* Source document
_ _ _ _ _

Firearms and the Mentally Ill
Look back to any of the mass-shooting tragedies and, at the heart of the matter, you will find mental illness. By extension, if there is a single gun control-related issue that truly has a majority of support, it would be a measure related to restricting access to and ownership of firearms from certain mentally ill individuals. According to the Associated Press and NORC Center for Public Affairs Research at the University of Chicago: “More than 8 in 10 Americans favor a federal law preventing mentally ill people from purchasing guns,” the AP reported March 23.
Let me back up a step and refer you to the disclaimer in the box on the right.
Now, it would be easy enough to dispute many of the claims and reported statistics made in the AP article, but that is not my point. I would simply be preaching to the choir, as they say. Instead, I would pose my first question, “Where would you draw the line between mental illness where an individual has been evaluated to be a danger to themselves or others, and the right to firearm ownership?”
We can look to Florida’s latest round of gun control laws to see where it drew the lines. For Florida, in the 14-page law that was enacted following the Parkland shooting is a measure to temporarily prevent people “at high risk of harming themselves or others from accessing firearms.” So, that is interesting. It is a restriction. However, due to the word “temporarily” being placed in the language, we can deduce that there must be some limits or path to regaining rights. As always, I am sure the devil is in the details. Again, I ask you, the reader, for your opinion on this. Do, or would you, support such a law?

_ _ _ _ _

* Excerpted records
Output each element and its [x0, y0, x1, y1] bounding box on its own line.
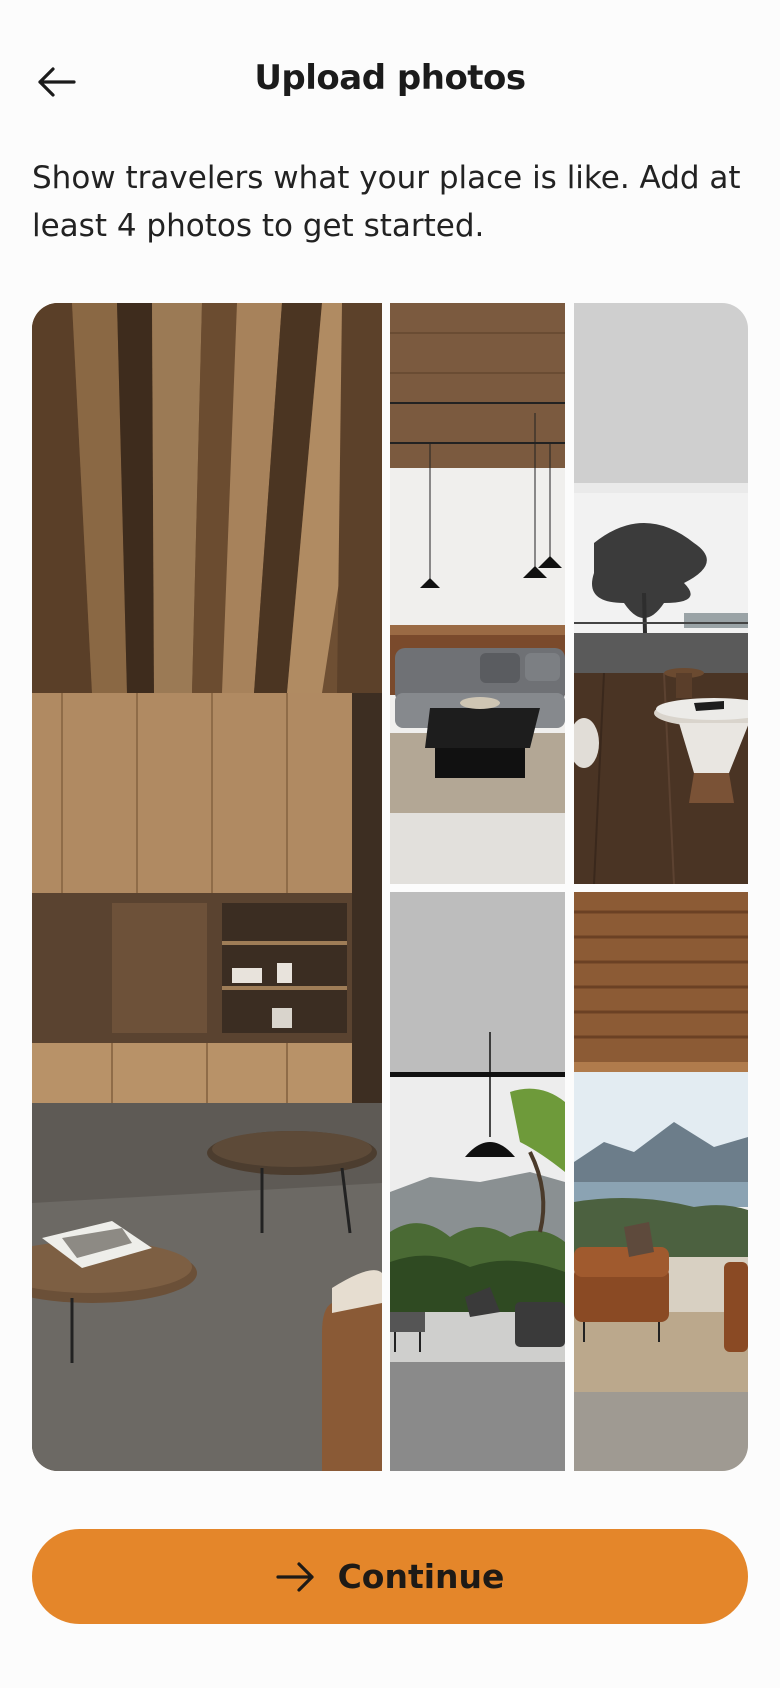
intro-text: Show travelers what your place is like. …	[32, 160, 741, 244]
header: Upload photos	[0, 40, 780, 120]
photo-gallery	[32, 303, 748, 1471]
continue-button[interactable]: Continue	[32, 1529, 748, 1624]
arrow-right-icon	[275, 1561, 314, 1592]
photo-tile-lake-view[interactable]	[574, 892, 748, 1471]
photo-tile-living-room[interactable]	[32, 303, 382, 1471]
page-title: Upload photos	[254, 58, 526, 98]
photo-tile-lounge-sofa[interactable]	[390, 303, 565, 884]
photo-tile-terrace[interactable]	[574, 303, 748, 884]
photo-tile-jungle-view[interactable]	[390, 892, 565, 1471]
continue-label: Continue	[337, 1557, 505, 1596]
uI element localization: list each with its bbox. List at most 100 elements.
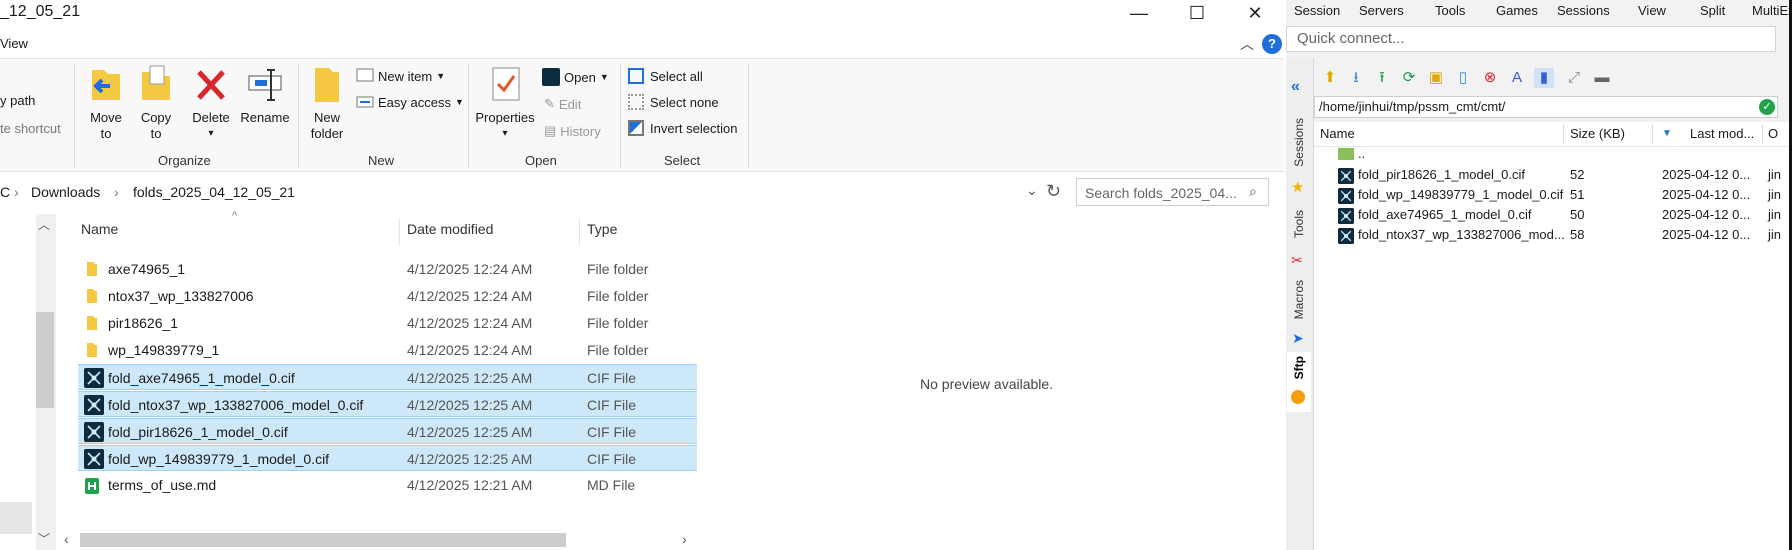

_ _ _ _ _

* Problem statement
Continue the article on firearms and mental illness from the point at which it stops. The listing is not required for the work that follows.

* Exercise result
Pitfalls and Consequences
Next, drilling a little deeper but still along the same lines, how exactly is it determined (before an event) that a person is a danger to themselves or others? Is this by their own admission or a culmination of events or behaviors? What is the danger of a mental health professional with an agenda, or the government, going overboard and using such laws as a back door to gun control? After all, not so long ago under the Obama Administration, there were threats to the gun rights of individuals collecting government services.
Then there is the question of whether such policies would cause those who would otherwise seek treatment to shy away from it due to a fear of losing their Second Amendment rights. So I’ll pose the question, “If the person is able to recognize their problems to the extent that they voluntarily reach out for help, should they still be precluded from firearm ownership or possession, or should a voluntary temporary surrender be all that is necessary?”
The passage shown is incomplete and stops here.